»»

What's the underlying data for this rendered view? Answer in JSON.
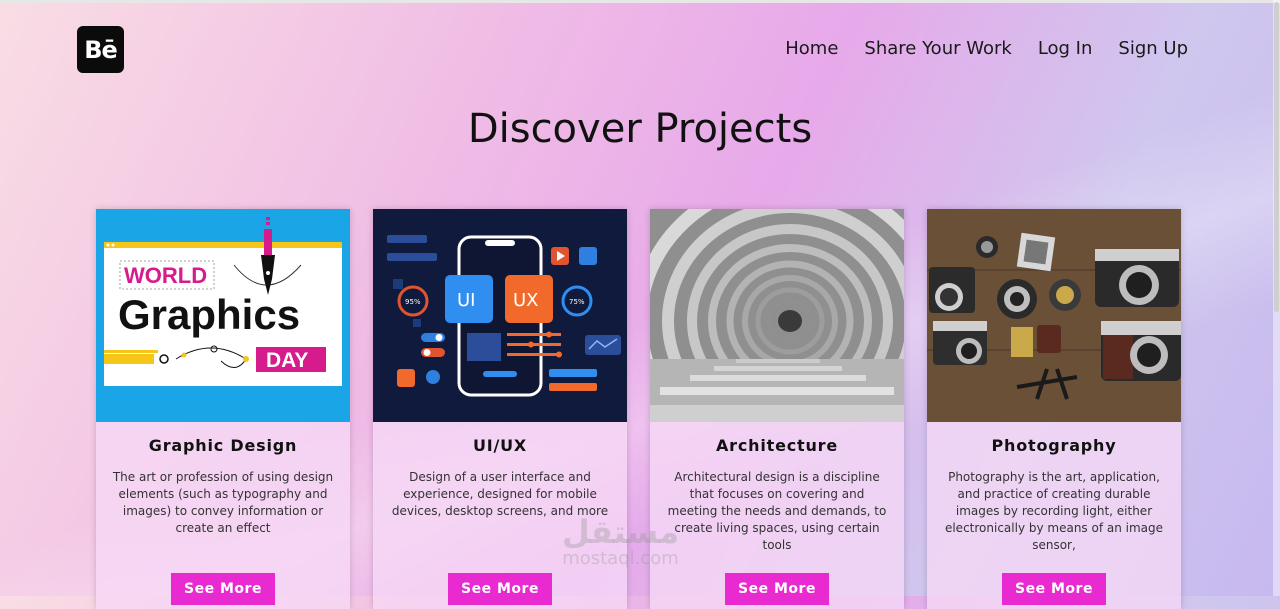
{
  "logo": {
    "text": "Bē"
  },
  "nav": {
    "items": [
      "Home",
      "Share Your Work",
      "Log In",
      "Sign Up"
    ]
  },
  "page_title": "Discover Projects",
  "cards": [
    {
      "title": "Graphic Design",
      "description": "The art or profession of using design elements (such as typography and images) to convey information or create an effect",
      "button": "See More",
      "image": {
        "line1": "WORLD",
        "line2": "Graphics",
        "line3": "DAY"
      }
    },
    {
      "title": "UI/UX",
      "description": "Design of a user interface and experience, designed for mobile devices, desktop screens, and more",
      "button": "See More",
      "image": {
        "left_label": "UI",
        "right_label": "UX",
        "left_pct": "95%",
        "right_pct": "75%"
      }
    },
    {
      "title": "Architecture",
      "description": "Architectural design is a discipline that focuses on covering and meeting the needs and demands, to create living spaces, using certain tools",
      "button": "See More",
      "image": {}
    },
    {
      "title": "Photography",
      "description": "Photography is the art, application, and practice of creating durable images by recording light, either electronically by means of an image sensor,",
      "button": "See More",
      "image": {}
    }
  ],
  "watermark": {
    "arabic": "مستقل",
    "latin": "mostaql.com"
  },
  "colors": {
    "accent": "#e82ad0",
    "logo_bg": "#0b0b0b",
    "card_bg": "#f6d8f6"
  }
}
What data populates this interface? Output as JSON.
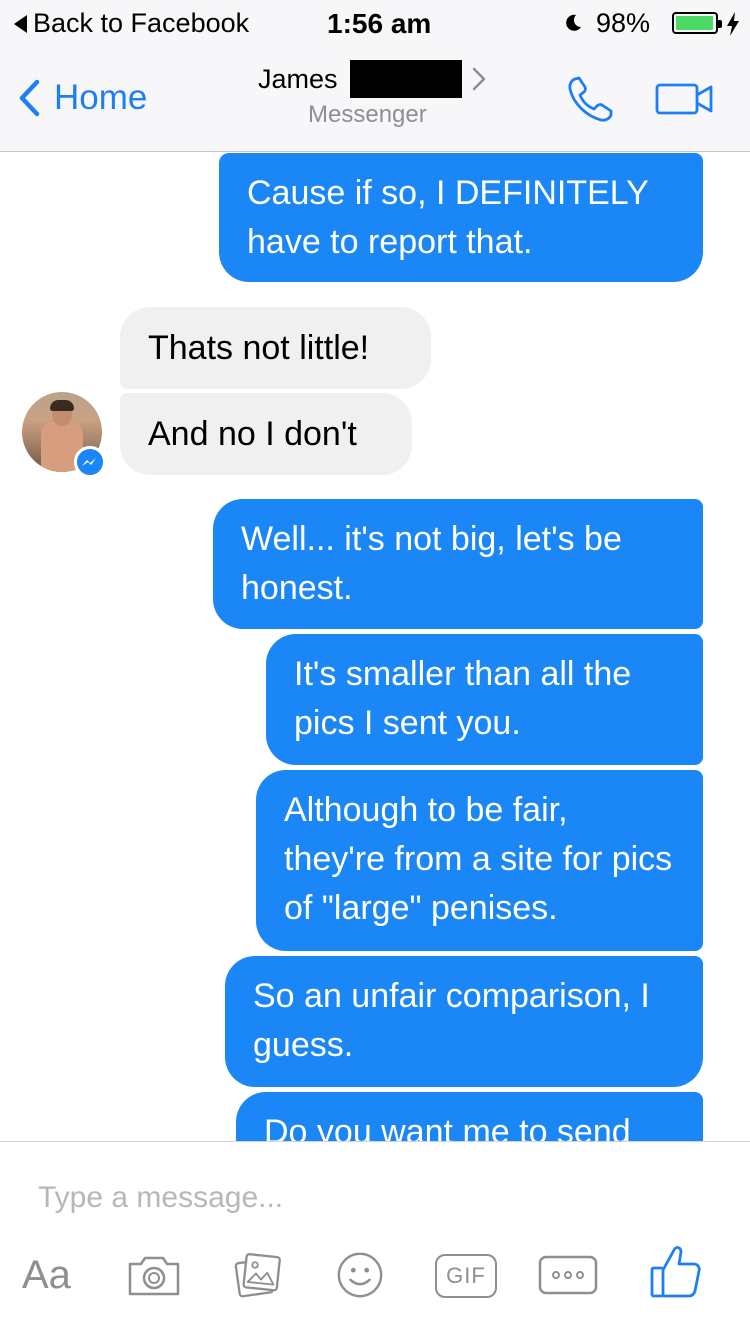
{
  "status_bar": {
    "back_app": "Back to Facebook",
    "time": "1:56 am",
    "battery": "98%",
    "battery_level": 0.98
  },
  "nav": {
    "back_label": "Home",
    "contact_name": "James",
    "contact_subtitle": "Messenger"
  },
  "messages": [
    {
      "sender": "me",
      "text": "Cause if so, I DEFINITELY have to report that."
    },
    {
      "sender": "them",
      "text": "Thats not little!"
    },
    {
      "sender": "them",
      "text": "And no I don't"
    },
    {
      "sender": "me",
      "text": "Well... it's not big, let's be honest."
    },
    {
      "sender": "me",
      "text": "It's smaller than all the pics I sent you."
    },
    {
      "sender": "me",
      "text": "Although to be fair, they're from a site for pics of \"large\" penises."
    },
    {
      "sender": "me",
      "text": "So an unfair comparison, I guess."
    },
    {
      "sender": "me",
      "text": "Do you want me to send"
    }
  ],
  "composer": {
    "placeholder": "Type a message...",
    "text_tool": "Aa",
    "gif_label": "GIF"
  },
  "colors": {
    "accent": "#1e7ff2",
    "outgoing_bubble": "#1b86f5",
    "incoming_bubble": "#f1f0f0",
    "icon_gray": "#8e8e93"
  }
}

««

WRITTEN INSTRUCTION >> Pull every line containing "What" from the material above.

REPLY TO THE TASK >>
What's the underlying data for this rendered view? Answer in JSON.
What data populates this interface? Output as JSON.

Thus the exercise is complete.